■ RECORD LIST:
========================================================================

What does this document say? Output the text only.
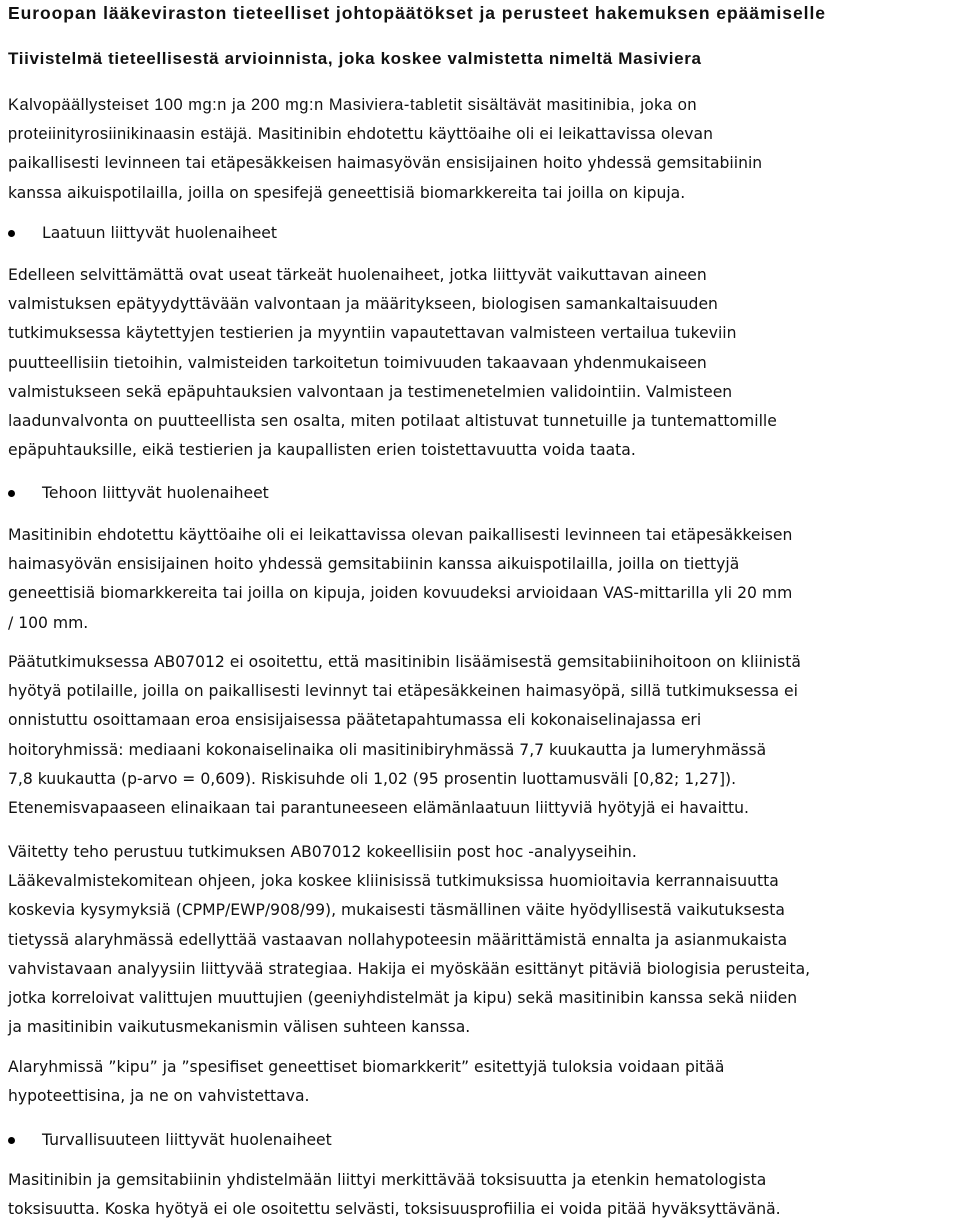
Euroopan lääkeviraston tieteelliset johtopäätökset ja perusteet hakemuksen epäämiselle
Tiivistelmä tieteellisestä arvioinnista, joka koskee valmistetta nimeltä Masiviera
Kalvopäällysteiset 100 mg:n ja 200 mg:n Masiviera-tabletit sisältävät masitinibia, joka on
proteiinityrosiinikinaasin estäjä. Masitinibin ehdotettu käyttöaihe oli ei leikattavissa olevan
paikallisesti levinneen tai etäpesäkkeisen haimasyövän ensisijainen hoito yhdessä gemsitabiinin
kanssa aikuispotilailla, joilla on spesifejä geneettisiä biomarkkereita tai joilla on kipuja.
Laatuun liittyvät huolenaiheet
Edelleen selvittämättä ovat useat tärkeät huolenaiheet, jotka liittyvät vaikuttavan aineen
valmistuksen epätyydyttävään valvontaan ja määritykseen, biologisen samankaltaisuuden
tutkimuksessa käytettyjen testierien ja myyntiin vapautettavan valmisteen vertailua tukeviin
puutteellisiin tietoihin, valmisteiden tarkoitetun toimivuuden takaavaan yhdenmukaiseen
valmistukseen sekä epäpuhtauksien valvontaan ja testimenetelmien validointiin. Valmisteen
laadunvalvonta on puutteellista sen osalta, miten potilaat altistuvat tunnetuille ja tuntemattomille
epäpuhtauksille, eikä testierien ja kaupallisten erien toistettavuutta voida taata.
Tehoon liittyvät huolenaiheet
Masitinibin ehdotettu käyttöaihe oli ei leikattavissa olevan paikallisesti levinneen tai etäpesäkkeisen
haimasyövän ensisijainen hoito yhdessä gemsitabiinin kanssa aikuispotilailla, joilla on tiettyjä
geneettisiä biomarkkereita tai joilla on kipuja, joiden kovuudeksi arvioidaan VAS-mittarilla yli 20 mm
/ 100 mm.
Päätutkimuksessa AB07012 ei osoitettu, että masitinibin lisäämisestä gemsitabiinihoitoon on kliinistä
hyötyä potilaille, joilla on paikallisesti levinnyt tai etäpesäkkeinen haimasyöpä, sillä tutkimuksessa ei
onnistuttu osoittamaan eroa ensisijaisessa päätetapahtumassa eli kokonaiselinajassa eri
hoitoryhmissä: mediaani kokonaiselinaika oli masitinibiryhmässä 7,7 kuukautta ja lumeryhmässä
7,8 kuukautta (p-arvo = 0,609). Riskisuhde oli 1,02 (95 prosentin luottamusväli [0,82; 1,27]).
Etenemisvapaaseen elinaikaan tai parantuneeseen elämänlaatuun liittyviä hyötyjä ei havaittu.
Väitetty teho perustuu tutkimuksen AB07012 kokeellisiin post hoc -analyyseihin.
Lääkevalmistekomitean ohjeen, joka koskee kliinisissä tutkimuksissa huomioitavia kerrannaisuutta
koskevia kysymyksiä (CPMP/EWP/908/99), mukaisesti täsmällinen väite hyödyllisestä vaikutuksesta
tietyssä alaryhmässä edellyttää vastaavan nollahypoteesin määrittämistä ennalta ja asianmukaista
vahvistavaan analyysiin liittyvää strategiaa. Hakija ei myöskään esittänyt pitäviä biologisia perusteita,
jotka korreloivat valittujen muuttujien (geeniyhdistelmät ja kipu) sekä masitinibin kanssa sekä niiden
ja masitinibin vaikutusmekanismin välisen suhteen kanssa.
Alaryhmissä ”kipu” ja ”spesifiset geneettiset biomarkkerit” esitettyjä tuloksia voidaan pitää
hypoteettisina, ja ne on vahvistettava.
Turvallisuuteen liittyvät huolenaiheet
Masitinibin ja gemsitabiinin yhdistelmään liittyi merkittävää toksisuutta ja etenkin hematologista
toksisuutta. Koska hyötyä ei ole osoitettu selvästi, toksisuusprofiilia ei voida pitää hyväksyttävänä.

========================================================================

■ WHAT THIS TASK INVOLVES:
Reproduce each line word for word and drop the pictures.

■ FINAL RESULT:
What does this document say? Output the text only.
Euroopan lääkeviraston tieteelliset johtopäätökset ja perusteet hakemuksen epäämiselle
Tiivistelmä tieteellisestä arvioinnista, joka koskee valmistetta nimeltä Masiviera
Kalvopäällysteiset 100 mg:n ja 200 mg:n Masiviera-tabletit sisältävät masitinibia, joka on
proteiinityrosiinikinaasin estäjä. Masitinibin ehdotettu käyttöaihe oli ei leikattavissa olevan
paikallisesti levinneen tai etäpesäkkeisen haimasyövän ensisijainen hoito yhdessä gemsitabiinin
kanssa aikuispotilailla, joilla on spesifejä geneettisiä biomarkkereita tai joilla on kipuja.
Laatuun liittyvät huolenaiheet
Edelleen selvittämättä ovat useat tärkeät huolenaiheet, jotka liittyvät vaikuttavan aineen
valmistuksen epätyydyttävään valvontaan ja määritykseen, biologisen samankaltaisuuden
tutkimuksessa käytettyjen testierien ja myyntiin vapautettavan valmisteen vertailua tukeviin
puutteellisiin tietoihin, valmisteiden tarkoitetun toimivuuden takaavaan yhdenmukaiseen
valmistukseen sekä epäpuhtauksien valvontaan ja testimenetelmien validointiin. Valmisteen
laadunvalvonta on puutteellista sen osalta, miten potilaat altistuvat tunnetuille ja tuntemattomille
epäpuhtauksille, eikä testierien ja kaupallisten erien toistettavuutta voida taata.
Tehoon liittyvät huolenaiheet
Masitinibin ehdotettu käyttöaihe oli ei leikattavissa olevan paikallisesti levinneen tai etäpesäkkeisen
haimasyövän ensisijainen hoito yhdessä gemsitabiinin kanssa aikuispotilailla, joilla on tiettyjä
geneettisiä biomarkkereita tai joilla on kipuja, joiden kovuudeksi arvioidaan VAS-mittarilla yli 20 mm
/ 100 mm.
Päätutkimuksessa AB07012 ei osoitettu, että masitinibin lisäämisestä gemsitabiinihoitoon on kliinistä
hyötyä potilaille, joilla on paikallisesti levinnyt tai etäpesäkkeinen haimasyöpä, sillä tutkimuksessa ei
onnistuttu osoittamaan eroa ensisijaisessa päätetapahtumassa eli kokonaiselinajassa eri
hoitoryhmissä: mediaani kokonaiselinaika oli masitinibiryhmässä 7,7 kuukautta ja lumeryhmässä
7,8 kuukautta (p-arvo = 0,609). Riskisuhde oli 1,02 (95 prosentin luottamusväli [0,82; 1,27]).
Etenemisvapaaseen elinaikaan tai parantuneeseen elämänlaatuun liittyviä hyötyjä ei havaittu.
Väitetty teho perustuu tutkimuksen AB07012 kokeellisiin post hoc -analyyseihin.
Lääkevalmistekomitean ohjeen, joka koskee kliinisissä tutkimuksissa huomioitavia kerrannaisuutta
koskevia kysymyksiä (CPMP/EWP/908/99), mukaisesti täsmällinen väite hyödyllisestä vaikutuksesta
tietyssä alaryhmässä edellyttää vastaavan nollahypoteesin määrittämistä ennalta ja asianmukaista
vahvistavaan analyysiin liittyvää strategiaa. Hakija ei myöskään esittänyt pitäviä biologisia perusteita,
jotka korreloivat valittujen muuttujien (geeniyhdistelmät ja kipu) sekä masitinibin kanssa sekä niiden
ja masitinibin vaikutusmekanismin välisen suhteen kanssa.
Alaryhmissä ”kipu” ja ”spesifiset geneettiset biomarkkerit” esitettyjä tuloksia voidaan pitää
hypoteettisina, ja ne on vahvistettava.
Turvallisuuteen liittyvät huolenaiheet
Masitinibin ja gemsitabiinin yhdistelmään liittyi merkittävää toksisuutta ja etenkin hematologista
toksisuutta. Koska hyötyä ei ole osoitettu selvästi, toksisuusprofiilia ei voida pitää hyväksyttävänä.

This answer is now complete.